[Data extracted from a collection]
········

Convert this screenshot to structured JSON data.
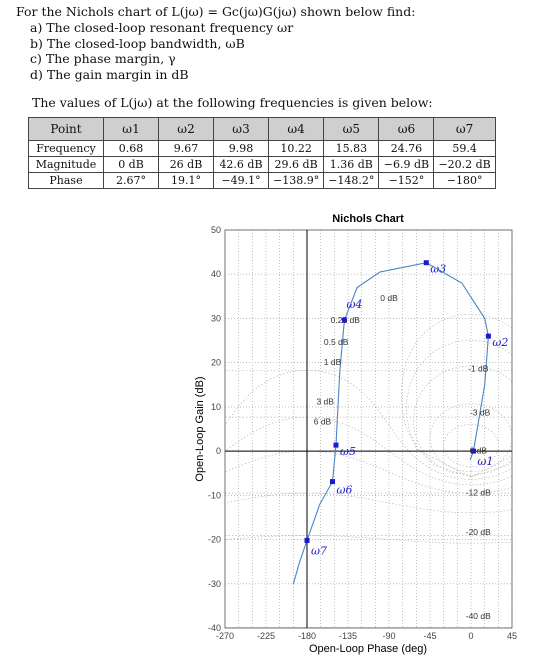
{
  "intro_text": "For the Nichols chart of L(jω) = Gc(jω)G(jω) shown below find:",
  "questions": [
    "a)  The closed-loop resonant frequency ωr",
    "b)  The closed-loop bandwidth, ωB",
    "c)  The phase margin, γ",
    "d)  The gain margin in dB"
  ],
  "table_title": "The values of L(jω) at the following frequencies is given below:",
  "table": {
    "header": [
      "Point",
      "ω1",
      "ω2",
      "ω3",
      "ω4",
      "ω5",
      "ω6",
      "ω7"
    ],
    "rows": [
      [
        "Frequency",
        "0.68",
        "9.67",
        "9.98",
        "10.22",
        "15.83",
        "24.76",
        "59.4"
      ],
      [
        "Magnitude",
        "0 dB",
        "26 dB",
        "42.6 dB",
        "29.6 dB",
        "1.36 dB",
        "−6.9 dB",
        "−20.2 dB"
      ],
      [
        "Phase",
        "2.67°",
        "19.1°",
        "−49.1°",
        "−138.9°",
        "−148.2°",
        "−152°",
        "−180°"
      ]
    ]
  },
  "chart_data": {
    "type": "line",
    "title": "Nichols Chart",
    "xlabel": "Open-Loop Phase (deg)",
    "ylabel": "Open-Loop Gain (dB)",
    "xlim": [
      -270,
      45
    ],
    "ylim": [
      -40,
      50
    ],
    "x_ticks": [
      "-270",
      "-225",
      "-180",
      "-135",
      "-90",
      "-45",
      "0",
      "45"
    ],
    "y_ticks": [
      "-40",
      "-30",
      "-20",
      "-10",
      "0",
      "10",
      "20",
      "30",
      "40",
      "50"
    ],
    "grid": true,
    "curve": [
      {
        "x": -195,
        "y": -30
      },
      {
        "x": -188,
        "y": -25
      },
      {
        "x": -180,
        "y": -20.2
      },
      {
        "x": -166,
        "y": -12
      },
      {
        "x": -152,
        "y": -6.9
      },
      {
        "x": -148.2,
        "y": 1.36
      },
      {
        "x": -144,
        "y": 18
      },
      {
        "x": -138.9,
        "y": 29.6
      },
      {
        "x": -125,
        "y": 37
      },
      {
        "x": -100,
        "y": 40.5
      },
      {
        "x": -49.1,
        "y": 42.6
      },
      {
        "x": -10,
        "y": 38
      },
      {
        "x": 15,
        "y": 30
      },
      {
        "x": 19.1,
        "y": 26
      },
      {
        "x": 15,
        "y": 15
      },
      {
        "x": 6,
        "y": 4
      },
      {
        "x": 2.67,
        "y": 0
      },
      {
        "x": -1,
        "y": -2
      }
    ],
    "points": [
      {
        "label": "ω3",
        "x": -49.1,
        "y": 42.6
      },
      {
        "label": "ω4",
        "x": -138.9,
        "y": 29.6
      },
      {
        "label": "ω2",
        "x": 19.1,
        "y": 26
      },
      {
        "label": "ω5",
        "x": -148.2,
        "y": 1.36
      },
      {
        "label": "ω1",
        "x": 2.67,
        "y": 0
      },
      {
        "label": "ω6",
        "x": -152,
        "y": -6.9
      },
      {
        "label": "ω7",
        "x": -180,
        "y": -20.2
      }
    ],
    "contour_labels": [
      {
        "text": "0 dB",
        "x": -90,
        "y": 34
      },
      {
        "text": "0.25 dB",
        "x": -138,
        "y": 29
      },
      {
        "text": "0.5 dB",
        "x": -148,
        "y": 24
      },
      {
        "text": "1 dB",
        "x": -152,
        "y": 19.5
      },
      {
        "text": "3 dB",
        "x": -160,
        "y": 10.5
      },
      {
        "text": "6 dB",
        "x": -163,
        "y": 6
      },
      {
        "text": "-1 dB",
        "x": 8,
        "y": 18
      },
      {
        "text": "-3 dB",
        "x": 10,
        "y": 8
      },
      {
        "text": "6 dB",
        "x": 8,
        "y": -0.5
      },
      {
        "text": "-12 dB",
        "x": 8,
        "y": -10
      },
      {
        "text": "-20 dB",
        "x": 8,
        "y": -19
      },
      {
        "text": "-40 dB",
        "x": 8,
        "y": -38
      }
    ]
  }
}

········

=== EXERCISE BRIEF ===
The listing above needs to be output again exactly. Don't include the pictures.

=== THE REPLY ===
Convert this screenshot to structured JSON data.
{
  "intro_text": "For the Nichols chart of L(jω) = Gc(jω)G(jω) shown below find:",
  "questions": [
    "a)  The closed-loop resonant frequency ωr",
    "b)  The closed-loop bandwidth, ωB",
    "c)  The phase margin, γ",
    "d)  The gain margin in dB"
  ],
  "table_title": "The values of L(jω) at the following frequencies is given below:",
  "table": {
    "header": [
      "Point",
      "ω1",
      "ω2",
      "ω3",
      "ω4",
      "ω5",
      "ω6",
      "ω7"
    ],
    "rows": [
      [
        "Frequency",
        "0.68",
        "9.67",
        "9.98",
        "10.22",
        "15.83",
        "24.76",
        "59.4"
      ],
      [
        "Magnitude",
        "0 dB",
        "26 dB",
        "42.6 dB",
        "29.6 dB",
        "1.36 dB",
        "−6.9 dB",
        "−20.2 dB"
      ],
      [
        "Phase",
        "2.67°",
        "19.1°",
        "−49.1°",
        "−138.9°",
        "−148.2°",
        "−152°",
        "−180°"
      ]
    ]
  },
  "chart_data": {
    "type": "line",
    "title": "Nichols Chart",
    "xlabel": "Open-Loop Phase (deg)",
    "ylabel": "Open-Loop Gain (dB)",
    "xlim": [
      -270,
      45
    ],
    "ylim": [
      -40,
      50
    ],
    "x_ticks": [
      "-270",
      "-225",
      "-180",
      "-135",
      "-90",
      "-45",
      "0",
      "45"
    ],
    "y_ticks": [
      "-40",
      "-30",
      "-20",
      "-10",
      "0",
      "10",
      "20",
      "30",
      "40",
      "50"
    ],
    "grid": true,
    "curve": [
      {
        "x": -195,
        "y": -30
      },
      {
        "x": -188,
        "y": -25
      },
      {
        "x": -180,
        "y": -20.2
      },
      {
        "x": -166,
        "y": -12
      },
      {
        "x": -152,
        "y": -6.9
      },
      {
        "x": -148.2,
        "y": 1.36
      },
      {
        "x": -144,
        "y": 18
      },
      {
        "x": -138.9,
        "y": 29.6
      },
      {
        "x": -125,
        "y": 37
      },
      {
        "x": -100,
        "y": 40.5
      },
      {
        "x": -49.1,
        "y": 42.6
      },
      {
        "x": -10,
        "y": 38
      },
      {
        "x": 15,
        "y": 30
      },
      {
        "x": 19.1,
        "y": 26
      },
      {
        "x": 15,
        "y": 15
      },
      {
        "x": 6,
        "y": 4
      },
      {
        "x": 2.67,
        "y": 0
      },
      {
        "x": -1,
        "y": -2
      }
    ],
    "points": [
      {
        "label": "ω3",
        "x": -49.1,
        "y": 42.6
      },
      {
        "label": "ω4",
        "x": -138.9,
        "y": 29.6
      },
      {
        "label": "ω2",
        "x": 19.1,
        "y": 26
      },
      {
        "label": "ω5",
        "x": -148.2,
        "y": 1.36
      },
      {
        "label": "ω1",
        "x": 2.67,
        "y": 0
      },
      {
        "label": "ω6",
        "x": -152,
        "y": -6.9
      },
      {
        "label": "ω7",
        "x": -180,
        "y": -20.2
      }
    ],
    "contour_labels": [
      {
        "text": "0 dB",
        "x": -90,
        "y": 34
      },
      {
        "text": "0.25 dB",
        "x": -138,
        "y": 29
      },
      {
        "text": "0.5 dB",
        "x": -148,
        "y": 24
      },
      {
        "text": "1 dB",
        "x": -152,
        "y": 19.5
      },
      {
        "text": "3 dB",
        "x": -160,
        "y": 10.5
      },
      {
        "text": "6 dB",
        "x": -163,
        "y": 6
      },
      {
        "text": "-1 dB",
        "x": 8,
        "y": 18
      },
      {
        "text": "-3 dB",
        "x": 10,
        "y": 8
      },
      {
        "text": "6 dB",
        "x": 8,
        "y": -0.5
      },
      {
        "text": "-12 dB",
        "x": 8,
        "y": -10
      },
      {
        "text": "-20 dB",
        "x": 8,
        "y": -19
      },
      {
        "text": "-40 dB",
        "x": 8,
        "y": -38
      }
    ]
  }
}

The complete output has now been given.